--- TEXT BLOCK ---
——————————
Margot Robbie Says There’s A 20-Hour Cut Of Once Upon A Time In Hollywood


Ever since the Snyder Cut of Justice League was finally confirmed to be really happening last year, there’ve been various campaigns mounted to try and gather support behind new and even longer versions of other movies. The most notable is the mythical Ayer Cut of Suicide Squad, something the director is firmly in favor of, but the idea was shut down by WarnerMedia Studios CEO Ann Sarnoff, with the fans’ focus shifting towards the #RestoreTheSnyderVerse movement instead.

The petition to see a four-hour cut of Star Wars: Revenge of the Sith has also received a significant boost in the wake of HBO Max’s Justice League, but the Butthole Cut of Cats remains firmly locked away in the Universal vault, which is probably for the best. Margot Robbie has now gotten in on the act, too, after revealing that Quentin Tarantino shot enough footage for Once Upon a Time in Hollywood to fill a whopping 20 hours.
——————————
--- DATA UNDER STUDY ---

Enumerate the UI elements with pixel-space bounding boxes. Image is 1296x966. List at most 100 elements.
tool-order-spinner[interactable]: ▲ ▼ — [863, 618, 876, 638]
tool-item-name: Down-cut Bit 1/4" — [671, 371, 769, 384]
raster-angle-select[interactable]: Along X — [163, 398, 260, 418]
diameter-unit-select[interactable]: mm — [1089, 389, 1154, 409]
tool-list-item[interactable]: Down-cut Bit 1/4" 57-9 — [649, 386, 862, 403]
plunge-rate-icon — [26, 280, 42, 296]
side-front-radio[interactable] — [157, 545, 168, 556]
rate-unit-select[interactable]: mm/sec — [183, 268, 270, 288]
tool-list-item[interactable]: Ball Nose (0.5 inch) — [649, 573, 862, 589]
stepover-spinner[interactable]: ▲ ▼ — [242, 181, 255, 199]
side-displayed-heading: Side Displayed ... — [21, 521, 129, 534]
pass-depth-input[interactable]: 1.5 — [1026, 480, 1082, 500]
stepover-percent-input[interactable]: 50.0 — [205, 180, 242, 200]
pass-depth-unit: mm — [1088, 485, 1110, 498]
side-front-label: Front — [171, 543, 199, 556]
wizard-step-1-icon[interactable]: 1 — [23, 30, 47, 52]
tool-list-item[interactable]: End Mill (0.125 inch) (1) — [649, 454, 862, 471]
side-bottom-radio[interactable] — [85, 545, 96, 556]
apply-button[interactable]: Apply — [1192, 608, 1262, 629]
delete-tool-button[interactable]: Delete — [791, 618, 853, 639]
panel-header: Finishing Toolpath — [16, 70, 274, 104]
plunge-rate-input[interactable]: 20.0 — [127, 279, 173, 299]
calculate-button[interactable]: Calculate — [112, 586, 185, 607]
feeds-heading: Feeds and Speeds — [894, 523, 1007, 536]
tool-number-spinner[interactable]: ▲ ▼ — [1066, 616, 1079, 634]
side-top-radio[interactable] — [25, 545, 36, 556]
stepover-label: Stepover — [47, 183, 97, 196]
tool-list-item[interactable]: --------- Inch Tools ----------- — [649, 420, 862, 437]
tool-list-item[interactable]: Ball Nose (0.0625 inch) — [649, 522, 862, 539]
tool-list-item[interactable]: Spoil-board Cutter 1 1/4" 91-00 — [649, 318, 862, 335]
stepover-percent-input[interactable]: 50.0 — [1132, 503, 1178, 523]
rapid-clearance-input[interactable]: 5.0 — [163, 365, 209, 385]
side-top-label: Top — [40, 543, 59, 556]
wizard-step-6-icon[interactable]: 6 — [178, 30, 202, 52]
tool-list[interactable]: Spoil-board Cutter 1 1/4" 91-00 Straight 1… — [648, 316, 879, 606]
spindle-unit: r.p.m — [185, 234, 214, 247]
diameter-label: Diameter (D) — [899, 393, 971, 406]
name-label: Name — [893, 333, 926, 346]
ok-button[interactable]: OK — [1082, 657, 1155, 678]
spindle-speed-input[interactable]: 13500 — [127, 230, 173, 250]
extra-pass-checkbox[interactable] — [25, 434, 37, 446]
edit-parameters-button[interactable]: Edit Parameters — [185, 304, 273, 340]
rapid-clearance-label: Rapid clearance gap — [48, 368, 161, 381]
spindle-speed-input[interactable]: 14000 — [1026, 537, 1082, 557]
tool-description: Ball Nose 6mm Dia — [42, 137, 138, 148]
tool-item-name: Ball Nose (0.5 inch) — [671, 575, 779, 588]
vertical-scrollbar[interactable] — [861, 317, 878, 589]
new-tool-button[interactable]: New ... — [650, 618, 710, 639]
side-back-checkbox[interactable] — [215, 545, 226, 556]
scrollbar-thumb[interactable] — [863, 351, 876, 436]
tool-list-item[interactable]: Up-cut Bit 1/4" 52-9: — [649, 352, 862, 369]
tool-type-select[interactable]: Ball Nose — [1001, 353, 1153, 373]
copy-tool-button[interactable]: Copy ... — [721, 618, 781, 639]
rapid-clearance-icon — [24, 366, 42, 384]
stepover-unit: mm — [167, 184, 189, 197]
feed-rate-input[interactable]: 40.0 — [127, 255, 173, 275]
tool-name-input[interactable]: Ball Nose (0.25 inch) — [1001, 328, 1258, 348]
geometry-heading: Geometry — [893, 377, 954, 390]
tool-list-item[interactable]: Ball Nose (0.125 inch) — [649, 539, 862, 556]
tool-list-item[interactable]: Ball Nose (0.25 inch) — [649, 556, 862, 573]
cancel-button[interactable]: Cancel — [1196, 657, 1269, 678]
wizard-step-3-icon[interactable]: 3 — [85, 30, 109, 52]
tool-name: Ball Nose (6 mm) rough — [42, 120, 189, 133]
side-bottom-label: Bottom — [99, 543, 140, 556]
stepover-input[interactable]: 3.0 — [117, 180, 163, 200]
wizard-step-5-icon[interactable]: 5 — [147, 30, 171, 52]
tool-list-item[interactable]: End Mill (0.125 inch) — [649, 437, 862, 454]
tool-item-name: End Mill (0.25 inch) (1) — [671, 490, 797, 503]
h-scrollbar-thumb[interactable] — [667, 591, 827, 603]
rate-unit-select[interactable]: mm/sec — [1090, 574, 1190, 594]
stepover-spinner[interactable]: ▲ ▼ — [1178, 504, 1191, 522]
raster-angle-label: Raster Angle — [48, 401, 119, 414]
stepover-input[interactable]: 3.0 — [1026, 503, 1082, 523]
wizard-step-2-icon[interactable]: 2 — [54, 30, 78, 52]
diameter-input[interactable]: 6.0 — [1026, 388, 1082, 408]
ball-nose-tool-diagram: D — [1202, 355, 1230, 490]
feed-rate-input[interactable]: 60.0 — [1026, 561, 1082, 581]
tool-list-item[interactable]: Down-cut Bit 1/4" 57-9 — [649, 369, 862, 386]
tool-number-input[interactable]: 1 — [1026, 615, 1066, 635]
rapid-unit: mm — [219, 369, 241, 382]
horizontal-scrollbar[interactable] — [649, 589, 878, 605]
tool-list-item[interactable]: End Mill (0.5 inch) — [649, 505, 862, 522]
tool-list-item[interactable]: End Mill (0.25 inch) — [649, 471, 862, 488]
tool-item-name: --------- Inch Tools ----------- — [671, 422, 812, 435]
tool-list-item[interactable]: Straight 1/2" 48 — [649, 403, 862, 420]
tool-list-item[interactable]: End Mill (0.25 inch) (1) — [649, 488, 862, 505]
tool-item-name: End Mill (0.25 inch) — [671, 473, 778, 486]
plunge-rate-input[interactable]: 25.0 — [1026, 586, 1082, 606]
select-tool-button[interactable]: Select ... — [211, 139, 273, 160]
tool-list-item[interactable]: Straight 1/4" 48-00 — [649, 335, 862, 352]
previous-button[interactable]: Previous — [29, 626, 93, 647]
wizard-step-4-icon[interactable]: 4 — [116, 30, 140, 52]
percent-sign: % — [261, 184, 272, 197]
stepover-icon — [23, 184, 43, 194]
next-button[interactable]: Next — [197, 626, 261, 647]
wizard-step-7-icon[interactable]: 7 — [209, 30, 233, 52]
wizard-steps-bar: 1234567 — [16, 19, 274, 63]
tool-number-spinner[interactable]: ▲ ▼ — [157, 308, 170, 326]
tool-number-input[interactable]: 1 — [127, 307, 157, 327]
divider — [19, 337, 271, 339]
——————————
--- WHAT TO WORK ON ---
1) Using the article on extended movie cuts, answer these:
(a) Who shut down the idea of the Ayer Cut of Suicide Squad?
(b) How long is the cut of Star Wars: Revenge of the Sith that the petition asks for?
(c) How many hours of footage did Margot Robbie say Quentin Tarantino shot for Once Upon a Time in Hollywood?
2) Continue the article on extended movie cuts, picking up after its last sentence.

--- ANSWERS BELOW ---
1)
(a) WarnerMedia Studios CEO Ann Sarnoff
(b) Four hours
(c) 20 hours

2)
“There’s a 20-hour cut of Once Upon a Time in Hollywood that would…there’s so much more that you didn’t get to see, that we shot that was amazing, and for a million reasons obviously, can’t make the cut.”

Tarantino is no stranger to releasing extended versions of his own movies, of course, with The Hateful Eight being refitted into a four-episode miniseries that landed on Netflix in April 2019, while the filmmaker also confirmed in an interview last year that a four-hour take on Once Upon a Time in Hollywood could end up on the world’s most popular streaming service as well.

He’s also mentioned the idea of directing an entire TV show based on the fictional Bounty Law, with Leonardo DiCaprio starring as Rick Dalton starring as Jake Cahill in a seriously meta approach to the series within the movie. Knowing how Tarantino touts projects that he never ends up getting around to, the episodic Bounty Law is probably a longshot, but the idea of a 20-hour Once Upon a Time in Hollywood is probably even more far-fetched, unless of course someone stumps up the cash to have his regular editor Fred Raskin cut it into an entire season’s worth of television.